Written task: Give the listing again exactly, omitting its images.

============================================================

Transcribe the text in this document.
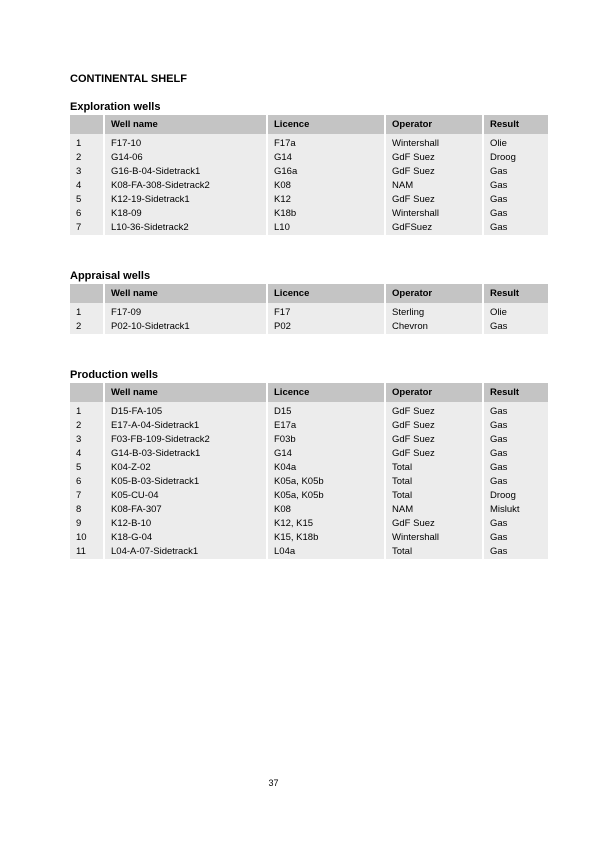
CONTINENTAL SHELF
Exploration wells
	Well name	Licence	Operator	Result
1	F17-10	F17a	Wintershall	Olie
2	G14-06	G14	GdF Suez	Droog
3	G16-B-04-Sidetrack1	G16a	GdF Suez	Gas
4	K08-FA-308-Sidetrack2	K08	NAM	Gas
5	K12-19-Sidetrack1	K12	GdF Suez	Gas
6	K18-09	K18b	Wintershall	Gas
7	L10-36-Sidetrack2	L10	GdFSuez	Gas
Appraisal wells
	Well name	Licence	Operator	Result
1	F17-09	F17	Sterling	Olie
2	P02-10-Sidetrack1	P02	Chevron	Gas
Production wells
	Well name	Licence	Operator	Result
1	D15-FA-105	D15	GdF Suez	Gas
2	E17-A-04-Sidetrack1	E17a	GdF Suez	Gas
3	F03-FB-109-Sidetrack2	F03b	GdF Suez	Gas
4	G14-B-03-Sidetrack1	G14	GdF Suez	Gas
5	K04-Z-02	K04a	Total	Gas
6	K05-B-03-Sidetrack1	K05a, K05b	Total	Gas
7	K05-CU-04	K05a, K05b	Total	Droog
8	K08-FA-307	K08	NAM	Mislukt
9	K12-B-10	K12, K15	GdF Suez	Gas
10	K18-G-04	K15, K18b	Wintershall	Gas
11	L04-A-07-Sidetrack1	L04a	Total	Gas
37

============================================================

Correct answer:
Transcribe the text in this document.
CONTINENTAL SHELF
Exploration wells
	Well name	Licence	Operator	Result
1	F17-10	F17a	Wintershall	Olie
2	G14-06	G14	GdF Suez	Droog
3	G16-B-04-Sidetrack1	G16a	GdF Suez	Gas
4	K08-FA-308-Sidetrack2	K08	NAM	Gas
5	K12-19-Sidetrack1	K12	GdF Suez	Gas
6	K18-09	K18b	Wintershall	Gas
7	L10-36-Sidetrack2	L10	GdFSuez	Gas
Appraisal wells
	Well name	Licence	Operator	Result
1	F17-09	F17	Sterling	Olie
2	P02-10-Sidetrack1	P02	Chevron	Gas
Production wells
	Well name	Licence	Operator	Result
1	D15-FA-105	D15	GdF Suez	Gas
2	E17-A-04-Sidetrack1	E17a	GdF Suez	Gas
3	F03-FB-109-Sidetrack2	F03b	GdF Suez	Gas
4	G14-B-03-Sidetrack1	G14	GdF Suez	Gas
5	K04-Z-02	K04a	Total	Gas
6	K05-B-03-Sidetrack1	K05a, K05b	Total	Gas
7	K05-CU-04	K05a, K05b	Total	Droog
8	K08-FA-307	K08	NAM	Mislukt
9	K12-B-10	K12, K15	GdF Suez	Gas
10	K18-G-04	K15, K18b	Wintershall	Gas
11	L04-A-07-Sidetrack1	L04a	Total	Gas
37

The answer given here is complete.